* Task requirements *
Lay out every line of the records below as a Markdown table with two columns, Row and Line. Number the rows in order and skip any blank lines.

─── Data provided ───

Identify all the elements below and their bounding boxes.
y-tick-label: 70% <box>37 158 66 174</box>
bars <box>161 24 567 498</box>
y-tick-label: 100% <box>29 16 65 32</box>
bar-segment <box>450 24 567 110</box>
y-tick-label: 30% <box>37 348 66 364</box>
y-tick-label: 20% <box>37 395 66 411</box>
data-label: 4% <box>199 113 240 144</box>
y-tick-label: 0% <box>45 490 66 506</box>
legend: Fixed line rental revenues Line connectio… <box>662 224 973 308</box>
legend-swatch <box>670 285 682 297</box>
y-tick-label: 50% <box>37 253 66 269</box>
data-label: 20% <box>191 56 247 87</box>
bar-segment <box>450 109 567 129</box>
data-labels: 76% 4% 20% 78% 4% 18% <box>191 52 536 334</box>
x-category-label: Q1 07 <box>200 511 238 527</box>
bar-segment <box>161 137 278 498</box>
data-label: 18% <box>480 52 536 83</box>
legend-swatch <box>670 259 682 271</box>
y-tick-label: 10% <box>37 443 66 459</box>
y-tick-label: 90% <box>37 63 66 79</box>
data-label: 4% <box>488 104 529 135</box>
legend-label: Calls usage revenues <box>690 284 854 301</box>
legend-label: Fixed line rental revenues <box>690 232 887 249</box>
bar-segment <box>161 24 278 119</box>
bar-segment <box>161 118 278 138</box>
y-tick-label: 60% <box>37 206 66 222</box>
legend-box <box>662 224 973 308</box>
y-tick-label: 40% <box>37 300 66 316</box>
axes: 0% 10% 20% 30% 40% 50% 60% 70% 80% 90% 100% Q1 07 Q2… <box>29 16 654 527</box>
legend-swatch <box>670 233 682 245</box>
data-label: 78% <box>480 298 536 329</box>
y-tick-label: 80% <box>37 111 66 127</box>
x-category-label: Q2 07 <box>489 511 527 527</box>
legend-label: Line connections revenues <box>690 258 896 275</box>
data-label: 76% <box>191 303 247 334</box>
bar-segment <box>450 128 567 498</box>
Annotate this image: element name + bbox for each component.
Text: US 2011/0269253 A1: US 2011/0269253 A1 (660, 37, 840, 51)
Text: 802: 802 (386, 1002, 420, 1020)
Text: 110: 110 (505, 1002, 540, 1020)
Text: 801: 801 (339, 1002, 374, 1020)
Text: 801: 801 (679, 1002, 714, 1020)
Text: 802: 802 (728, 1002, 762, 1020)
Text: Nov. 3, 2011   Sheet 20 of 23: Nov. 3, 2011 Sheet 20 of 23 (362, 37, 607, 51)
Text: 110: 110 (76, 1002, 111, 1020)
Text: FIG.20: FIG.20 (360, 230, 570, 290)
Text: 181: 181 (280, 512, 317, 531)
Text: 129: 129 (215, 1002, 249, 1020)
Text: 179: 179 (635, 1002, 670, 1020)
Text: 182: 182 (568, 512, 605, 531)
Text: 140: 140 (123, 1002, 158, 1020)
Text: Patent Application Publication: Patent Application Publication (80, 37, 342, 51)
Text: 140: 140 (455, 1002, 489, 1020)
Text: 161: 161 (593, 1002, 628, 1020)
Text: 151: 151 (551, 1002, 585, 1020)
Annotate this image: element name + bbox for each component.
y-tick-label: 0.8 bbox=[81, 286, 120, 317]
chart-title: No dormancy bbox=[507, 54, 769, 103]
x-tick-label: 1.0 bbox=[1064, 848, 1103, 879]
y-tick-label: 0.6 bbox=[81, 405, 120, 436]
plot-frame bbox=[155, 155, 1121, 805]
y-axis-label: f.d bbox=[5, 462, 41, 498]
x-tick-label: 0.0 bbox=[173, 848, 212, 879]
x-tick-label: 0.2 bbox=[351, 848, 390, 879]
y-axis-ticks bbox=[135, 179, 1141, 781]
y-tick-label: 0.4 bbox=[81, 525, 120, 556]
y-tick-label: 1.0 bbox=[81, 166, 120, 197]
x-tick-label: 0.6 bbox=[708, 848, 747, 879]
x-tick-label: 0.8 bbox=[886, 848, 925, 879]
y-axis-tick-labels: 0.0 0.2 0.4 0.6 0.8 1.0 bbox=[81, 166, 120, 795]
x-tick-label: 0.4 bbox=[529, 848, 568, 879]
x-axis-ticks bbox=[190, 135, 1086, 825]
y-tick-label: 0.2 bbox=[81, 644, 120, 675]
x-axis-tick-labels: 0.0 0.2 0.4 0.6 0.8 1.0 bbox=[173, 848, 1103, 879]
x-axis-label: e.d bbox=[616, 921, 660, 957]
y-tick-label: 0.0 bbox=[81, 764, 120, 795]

───

* Complete output *
| Row | Line |
|---|---|
| 1 | Identify all the elements below and their bounding boxes. |
| 2 | y-tick-label: 70% <box>37 158 66 174</box> |
| 3 | bars <box>161 24 567 498</box> |
| 4 | y-tick-label: 100% <box>29 16 65 32</box> |
| 5 | bar-segment <box>450 24 567 110</box> |
| 6 | y-tick-label: 30% <box>37 348 66 364</box> |
| 7 | y-tick-label: 20% <box>37 395 66 411</box> |
| 8 | data-label: 4% <box>199 113 240 144</box> |
| 9 | y-tick-label: 0% <box>45 490 66 506</box> |
| 10 | legend: Fixed line rental revenues Line connectio… <box>662 224 973 308</box> |
| 11 | legend-swatch <box>670 285 682 297</box> |
| 12 | y-tick-label: 50% <box>37 253 66 269</box> |
| 13 | data-label: 20% <box>191 56 247 87</box> |
| 14 | bar-segment <box>450 109 567 129</box> |
| 15 | data-labels: 76% 4% 20% 78% 4% 18% <box>191 52 536 334</box> |
| 16 | x-category-label: Q1 07 <box>200 511 238 527</box> |
| 17 | bar-segment <box>161 137 278 498</box> |
| 18 | data-label: 18% <box>480 52 536 83</box> |
| 19 | legend-swatch <box>670 259 682 271</box> |
| 20 | y-tick-label: 10% <box>37 443 66 459</box> |
| 21 | y-tick-label: 90% <box>37 63 66 79</box> |
| 22 | data-label: 4% <box>488 104 529 135</box> |
| 23 | legend-label: Calls usage revenues <box>690 284 854 301</box> |
| 24 | legend-label: Fixed line rental revenues <box>690 232 887 249</box> |
| 25 | bar-segment <box>161 24 278 119</box> |
| 26 | bar-segment <box>161 118 278 138</box> |
| 27 | y-tick-label: 60% <box>37 206 66 222</box> |
| 28 | legend-box <box>662 224 973 308</box> |
| 29 | y-tick-label: 40% <box>37 300 66 316</box> |
| 30 | axes: 0% 10% 20% 30% 40% 50% 60% 70% 80% 90% 100% Q1 07 Q2… <box>29 16 654 527</box> |
| 31 | legend-swatch <box>670 233 682 245</box> |
| 32 | data-label: 78% <box>480 298 536 329</box> |
| 33 | y-tick-label: 80% <box>37 111 66 127</box> |
| 34 | x-category-label: Q2 07 <box>489 511 527 527</box> |
| 35 | legend-label: Line connections revenues <box>690 258 896 275</box> |
| 36 | data-label: 76% <box>191 303 247 334</box> |
| 37 | bar-segment <box>450 128 567 498</box> |
| 38 | Annotate this image: element name + bbox for each component. |
| 39 | Text: US 2011/0269253 A1: US 2011/0269253 A1 (660, 37, 840, 51) |
| 40 | Text: 802: 802 (386, 1002, 420, 1020) |
| 41 | Text: 110: 110 (505, 1002, 540, 1020) |
| 42 | Text: 801: 801 (339, 1002, 374, 1020) |
| 43 | Text: 801: 801 (679, 1002, 714, 1020) |
| 44 | Text: 802: 802 (728, 1002, 762, 1020) |
| 45 | Text: Nov. 3, 2011   Sheet 20 of 23: Nov. 3, 2011 Sheet 20 of 23 (362, 37, 607, 51) |
| 46 | Text: 110: 110 (76, 1002, 111, 1020) |
| 47 | Text: FIG.20: FIG.20 (360, 230, 570, 290) |
| 48 | Text: 181: 181 (280, 512, 317, 531) |
| 49 | Text: 129: 129 (215, 1002, 249, 1020) |
| 50 | Text: 179: 179 (635, 1002, 670, 1020) |
| 51 | Text: 182: 182 (568, 512, 605, 531) |
| 52 | Text: 140: 140 (123, 1002, 158, 1020) |
| 53 | Text: Patent Application Publication: Patent Application Publication (80, 37, 342, 51) |
| 54 | Text: 140: 140 (455, 1002, 489, 1020) |
| 55 | Text: 161: 161 (593, 1002, 628, 1020) |
| 56 | Text: 151: 151 (551, 1002, 585, 1020) |
| 57 | Annotate this image: element name + bbox for each component. |
| 58 | y-tick-label: 0.8 bbox=[81, 286, 120, 317] |
| 59 | chart-title: No dormancy bbox=[507, 54, 769, 103] |
| 60 | x-tick-label: 1.0 bbox=[1064, 848, 1103, 879] |
| 61 | y-tick-label: 0.6 bbox=[81, 405, 120, 436] |
| 62 | plot-frame bbox=[155, 155, 1121, 805] |
| 63 | y-axis-label: f.d bbox=[5, 462, 41, 498] |
| 64 | x-tick-label: 0.0 bbox=[173, 848, 212, 879] |
| 65 | x-tick-label: 0.2 bbox=[351, 848, 390, 879] |
| 66 | y-axis-ticks bbox=[135, 179, 1141, 781] |
| 67 | y-tick-label: 0.4 bbox=[81, 525, 120, 556] |
| 68 | y-tick-label: 1.0 bbox=[81, 166, 120, 197] |
| 69 | x-tick-label: 0.6 bbox=[708, 848, 747, 879] |
| 70 | x-tick-label: 0.8 bbox=[886, 848, 925, 879] |
| 71 | y-axis-tick-labels: 0.0 0.2 0.4 0.6 0.8 1.0 bbox=[81, 166, 120, 795] |
| 72 | x-tick-label: 0.4 bbox=[529, 848, 568, 879] |
| 73 | x-axis-ticks bbox=[190, 135, 1086, 825] |
| 74 | y-tick-label: 0.2 bbox=[81, 644, 120, 675] |
| 75 | x-axis-tick-labels: 0.0 0.2 0.4 0.6 0.8 1.0 bbox=[173, 848, 1103, 879] |
| 76 | x-axis-label: e.d bbox=[616, 921, 660, 957] |
| 77 | y-tick-label: 0.0 bbox=[81, 764, 120, 795] |